Dataset rows about figures

------------------------------------------------

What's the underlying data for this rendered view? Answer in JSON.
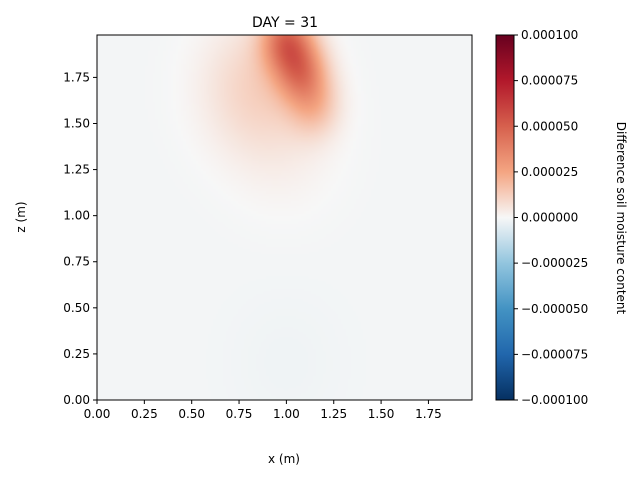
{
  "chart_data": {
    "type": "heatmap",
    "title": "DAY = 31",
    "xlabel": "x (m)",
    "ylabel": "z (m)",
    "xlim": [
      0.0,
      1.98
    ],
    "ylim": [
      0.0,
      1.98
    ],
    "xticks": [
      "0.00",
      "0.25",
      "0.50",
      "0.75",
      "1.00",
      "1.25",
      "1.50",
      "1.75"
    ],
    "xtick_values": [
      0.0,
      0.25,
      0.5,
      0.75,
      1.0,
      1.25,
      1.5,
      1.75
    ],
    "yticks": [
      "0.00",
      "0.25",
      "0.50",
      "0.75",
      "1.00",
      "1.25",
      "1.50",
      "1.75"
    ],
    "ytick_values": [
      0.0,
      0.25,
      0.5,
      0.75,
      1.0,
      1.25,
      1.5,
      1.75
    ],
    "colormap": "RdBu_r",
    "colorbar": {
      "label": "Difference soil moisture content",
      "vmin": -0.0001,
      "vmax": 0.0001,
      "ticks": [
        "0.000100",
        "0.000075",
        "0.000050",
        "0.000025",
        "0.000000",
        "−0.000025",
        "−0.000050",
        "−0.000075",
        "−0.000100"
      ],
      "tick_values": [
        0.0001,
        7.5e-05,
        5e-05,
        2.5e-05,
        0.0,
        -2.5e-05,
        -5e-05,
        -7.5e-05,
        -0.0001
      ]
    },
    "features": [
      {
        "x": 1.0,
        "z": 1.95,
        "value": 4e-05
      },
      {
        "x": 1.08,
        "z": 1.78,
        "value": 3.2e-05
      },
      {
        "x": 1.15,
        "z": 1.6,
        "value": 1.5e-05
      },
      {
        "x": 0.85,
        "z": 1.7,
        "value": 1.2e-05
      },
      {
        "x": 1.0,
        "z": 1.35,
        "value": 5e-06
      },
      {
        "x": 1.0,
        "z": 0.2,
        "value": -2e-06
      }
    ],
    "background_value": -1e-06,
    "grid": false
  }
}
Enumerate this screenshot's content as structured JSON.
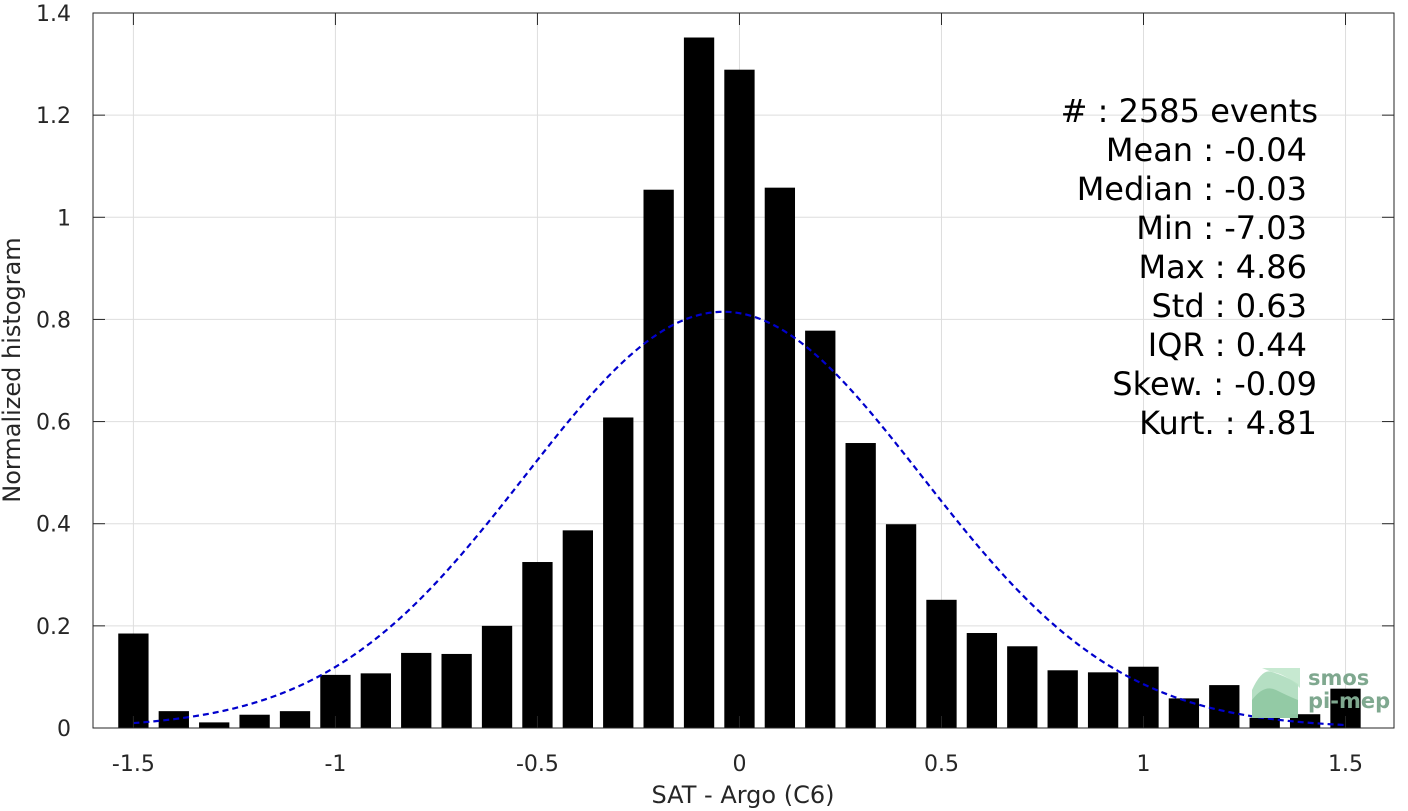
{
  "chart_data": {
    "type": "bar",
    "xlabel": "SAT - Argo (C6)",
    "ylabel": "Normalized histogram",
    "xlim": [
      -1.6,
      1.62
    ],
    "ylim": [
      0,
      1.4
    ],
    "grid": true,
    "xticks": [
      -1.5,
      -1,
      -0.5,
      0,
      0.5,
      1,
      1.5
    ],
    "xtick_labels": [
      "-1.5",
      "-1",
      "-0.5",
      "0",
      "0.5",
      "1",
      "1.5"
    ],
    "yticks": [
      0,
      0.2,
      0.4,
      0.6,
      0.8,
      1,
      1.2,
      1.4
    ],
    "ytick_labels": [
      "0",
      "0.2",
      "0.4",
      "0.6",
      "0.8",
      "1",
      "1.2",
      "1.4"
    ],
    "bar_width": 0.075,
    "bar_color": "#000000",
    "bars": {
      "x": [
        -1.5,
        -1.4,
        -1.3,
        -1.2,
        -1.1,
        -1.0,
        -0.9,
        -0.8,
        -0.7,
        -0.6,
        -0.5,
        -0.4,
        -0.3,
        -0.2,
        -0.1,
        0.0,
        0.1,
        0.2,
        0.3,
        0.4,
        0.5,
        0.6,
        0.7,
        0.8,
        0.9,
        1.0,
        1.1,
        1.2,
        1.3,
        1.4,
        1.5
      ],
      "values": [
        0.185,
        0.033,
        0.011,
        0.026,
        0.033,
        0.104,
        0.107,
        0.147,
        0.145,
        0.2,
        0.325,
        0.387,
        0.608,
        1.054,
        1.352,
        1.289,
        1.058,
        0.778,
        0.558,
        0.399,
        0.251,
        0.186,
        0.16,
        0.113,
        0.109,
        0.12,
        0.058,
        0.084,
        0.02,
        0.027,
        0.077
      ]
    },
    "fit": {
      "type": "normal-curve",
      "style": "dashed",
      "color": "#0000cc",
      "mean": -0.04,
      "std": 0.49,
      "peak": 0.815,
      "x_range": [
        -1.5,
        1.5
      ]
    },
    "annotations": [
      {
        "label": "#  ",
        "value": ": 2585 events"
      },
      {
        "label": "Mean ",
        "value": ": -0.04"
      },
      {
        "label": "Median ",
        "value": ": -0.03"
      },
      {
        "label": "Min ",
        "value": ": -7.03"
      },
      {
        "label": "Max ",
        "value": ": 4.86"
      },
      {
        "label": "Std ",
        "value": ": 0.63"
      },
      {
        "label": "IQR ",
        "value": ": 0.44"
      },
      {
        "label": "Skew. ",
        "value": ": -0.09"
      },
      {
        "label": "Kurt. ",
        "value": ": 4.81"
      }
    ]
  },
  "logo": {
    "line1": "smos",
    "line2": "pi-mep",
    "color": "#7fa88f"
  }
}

------------------------------------------------

*WHAT YOU ARE ASKED TO DO*: Go through the records and copy each line with "content" in it.

*THE RESPONSE*:
      "label": "Difference soil moisture content",
Enumerate this screenshot's content as structured JSON.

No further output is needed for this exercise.